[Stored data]
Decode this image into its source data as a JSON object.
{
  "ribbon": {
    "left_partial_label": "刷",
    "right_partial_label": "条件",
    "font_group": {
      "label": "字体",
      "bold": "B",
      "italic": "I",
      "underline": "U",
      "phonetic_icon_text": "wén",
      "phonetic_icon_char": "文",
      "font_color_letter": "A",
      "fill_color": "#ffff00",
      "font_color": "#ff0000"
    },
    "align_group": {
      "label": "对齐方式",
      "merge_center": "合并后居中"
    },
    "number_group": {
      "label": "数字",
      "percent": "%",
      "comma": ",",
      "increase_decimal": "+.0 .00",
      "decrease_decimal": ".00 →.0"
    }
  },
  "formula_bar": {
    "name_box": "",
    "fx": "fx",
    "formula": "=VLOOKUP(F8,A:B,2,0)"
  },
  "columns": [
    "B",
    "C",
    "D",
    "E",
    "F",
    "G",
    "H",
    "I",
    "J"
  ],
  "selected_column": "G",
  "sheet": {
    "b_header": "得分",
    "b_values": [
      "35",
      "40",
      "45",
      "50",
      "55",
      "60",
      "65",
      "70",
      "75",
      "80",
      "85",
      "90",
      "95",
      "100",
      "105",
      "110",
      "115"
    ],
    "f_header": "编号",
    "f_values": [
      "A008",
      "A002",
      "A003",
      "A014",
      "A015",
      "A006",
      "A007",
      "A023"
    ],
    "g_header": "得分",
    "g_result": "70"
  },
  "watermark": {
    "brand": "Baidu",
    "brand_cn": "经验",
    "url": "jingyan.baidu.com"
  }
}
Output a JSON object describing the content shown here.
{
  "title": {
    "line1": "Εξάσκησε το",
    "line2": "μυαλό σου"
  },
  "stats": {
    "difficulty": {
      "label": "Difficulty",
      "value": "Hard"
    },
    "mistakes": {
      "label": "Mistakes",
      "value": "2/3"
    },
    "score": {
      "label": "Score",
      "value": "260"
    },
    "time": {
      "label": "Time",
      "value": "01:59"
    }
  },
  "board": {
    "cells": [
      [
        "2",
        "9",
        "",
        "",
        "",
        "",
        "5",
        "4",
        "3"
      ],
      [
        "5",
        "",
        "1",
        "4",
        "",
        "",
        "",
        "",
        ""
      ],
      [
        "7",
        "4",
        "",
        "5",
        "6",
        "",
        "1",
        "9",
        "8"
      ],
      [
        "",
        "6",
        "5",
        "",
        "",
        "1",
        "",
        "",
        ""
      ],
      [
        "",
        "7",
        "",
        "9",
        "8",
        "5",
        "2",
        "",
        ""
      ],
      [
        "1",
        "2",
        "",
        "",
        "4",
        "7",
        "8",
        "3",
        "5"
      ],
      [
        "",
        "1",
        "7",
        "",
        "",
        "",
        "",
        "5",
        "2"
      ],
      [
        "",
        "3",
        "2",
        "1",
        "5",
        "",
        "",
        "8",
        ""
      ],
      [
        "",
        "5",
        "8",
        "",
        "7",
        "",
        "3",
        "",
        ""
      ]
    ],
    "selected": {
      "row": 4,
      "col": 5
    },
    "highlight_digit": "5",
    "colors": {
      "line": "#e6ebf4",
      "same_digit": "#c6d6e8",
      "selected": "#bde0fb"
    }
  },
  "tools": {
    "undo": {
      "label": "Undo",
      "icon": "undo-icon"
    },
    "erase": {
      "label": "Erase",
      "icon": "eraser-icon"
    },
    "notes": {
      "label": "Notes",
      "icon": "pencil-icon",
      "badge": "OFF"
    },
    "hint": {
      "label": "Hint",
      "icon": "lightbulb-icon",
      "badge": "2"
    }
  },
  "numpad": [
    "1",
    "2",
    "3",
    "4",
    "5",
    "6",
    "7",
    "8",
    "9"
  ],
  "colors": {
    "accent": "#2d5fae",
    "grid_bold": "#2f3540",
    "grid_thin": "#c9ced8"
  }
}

## WHAT IS BEING ASKED:
Take the entries above and copy them out exactly.

## EXPECTED ANSWER:
Decode this image into its source data as a JSON object.
{
  "ribbon": {
    "left_partial_label": "刷",
    "right_partial_label": "条件",
    "font_group": {
      "label": "字体",
      "bold": "B",
      "italic": "I",
      "underline": "U",
      "phonetic_icon_text": "wén",
      "phonetic_icon_char": "文",
      "font_color_letter": "A",
      "fill_color": "#ffff00",
      "font_color": "#ff0000"
    },
    "align_group": {
      "label": "对齐方式",
      "merge_center": "合并后居中"
    },
    "number_group": {
      "label": "数字",
      "percent": "%",
      "comma": ",",
      "increase_decimal": "+.0 .00",
      "decrease_decimal": ".00 →.0"
    }
  },
  "formula_bar": {
    "name_box": "",
    "fx": "fx",
    "formula": "=VLOOKUP(F8,A:B,2,0)"
  },
  "columns": [
    "B",
    "C",
    "D",
    "E",
    "F",
    "G",
    "H",
    "I",
    "J"
  ],
  "selected_column": "G",
  "sheet": {
    "b_header": "得分",
    "b_values": [
      "35",
      "40",
      "45",
      "50",
      "55",
      "60",
      "65",
      "70",
      "75",
      "80",
      "85",
      "90",
      "95",
      "100",
      "105",
      "110",
      "115"
    ],
    "f_header": "编号",
    "f_values": [
      "A008",
      "A002",
      "A003",
      "A014",
      "A015",
      "A006",
      "A007",
      "A023"
    ],
    "g_header": "得分",
    "g_result": "70"
  },
  "watermark": {
    "brand": "Baidu",
    "brand_cn": "经验",
    "url": "jingyan.baidu.com"
  }
}
Output a JSON object describing the content shown here.
{
  "title": {
    "line1": "Εξάσκησε το",
    "line2": "μυαλό σου"
  },
  "stats": {
    "difficulty": {
      "label": "Difficulty",
      "value": "Hard"
    },
    "mistakes": {
      "label": "Mistakes",
      "value": "2/3"
    },
    "score": {
      "label": "Score",
      "value": "260"
    },
    "time": {
      "label": "Time",
      "value": "01:59"
    }
  },
  "board": {
    "cells": [
      [
        "2",
        "9",
        "",
        "",
        "",
        "",
        "5",
        "4",
        "3"
      ],
      [
        "5",
        "",
        "1",
        "4",
        "",
        "",
        "",
        "",
        ""
      ],
      [
        "7",
        "4",
        "",
        "5",
        "6",
        "",
        "1",
        "9",
        "8"
      ],
      [
        "",
        "6",
        "5",
        "",
        "",
        "1",
        "",
        "",
        ""
      ],
      [
        "",
        "7",
        "",
        "9",
        "8",
        "5",
        "2",
        "",
        ""
      ],
      [
        "1",
        "2",
        "",
        "",
        "4",
        "7",
        "8",
        "3",
        "5"
      ],
      [
        "",
        "1",
        "7",
        "",
        "",
        "",
        "",
        "5",
        "2"
      ],
      [
        "",
        "3",
        "2",
        "1",
        "5",
        "",
        "",
        "8",
        ""
      ],
      [
        "",
        "5",
        "8",
        "",
        "7",
        "",
        "3",
        "",
        ""
      ]
    ],
    "selected": {
      "row": 4,
      "col": 5
    },
    "highlight_digit": "5",
    "colors": {
      "line": "#e6ebf4",
      "same_digit": "#c6d6e8",
      "selected": "#bde0fb"
    }
  },
  "tools": {
    "undo": {
      "label": "Undo",
      "icon": "undo-icon"
    },
    "erase": {
      "label": "Erase",
      "icon": "eraser-icon"
    },
    "notes": {
      "label": "Notes",
      "icon": "pencil-icon",
      "badge": "OFF"
    },
    "hint": {
      "label": "Hint",
      "icon": "lightbulb-icon",
      "badge": "2"
    }
  },
  "numpad": [
    "1",
    "2",
    "3",
    "4",
    "5",
    "6",
    "7",
    "8",
    "9"
  ],
  "colors": {
    "accent": "#2d5fae",
    "grid_bold": "#2f3540",
    "grid_thin": "#c9ced8"
  }
}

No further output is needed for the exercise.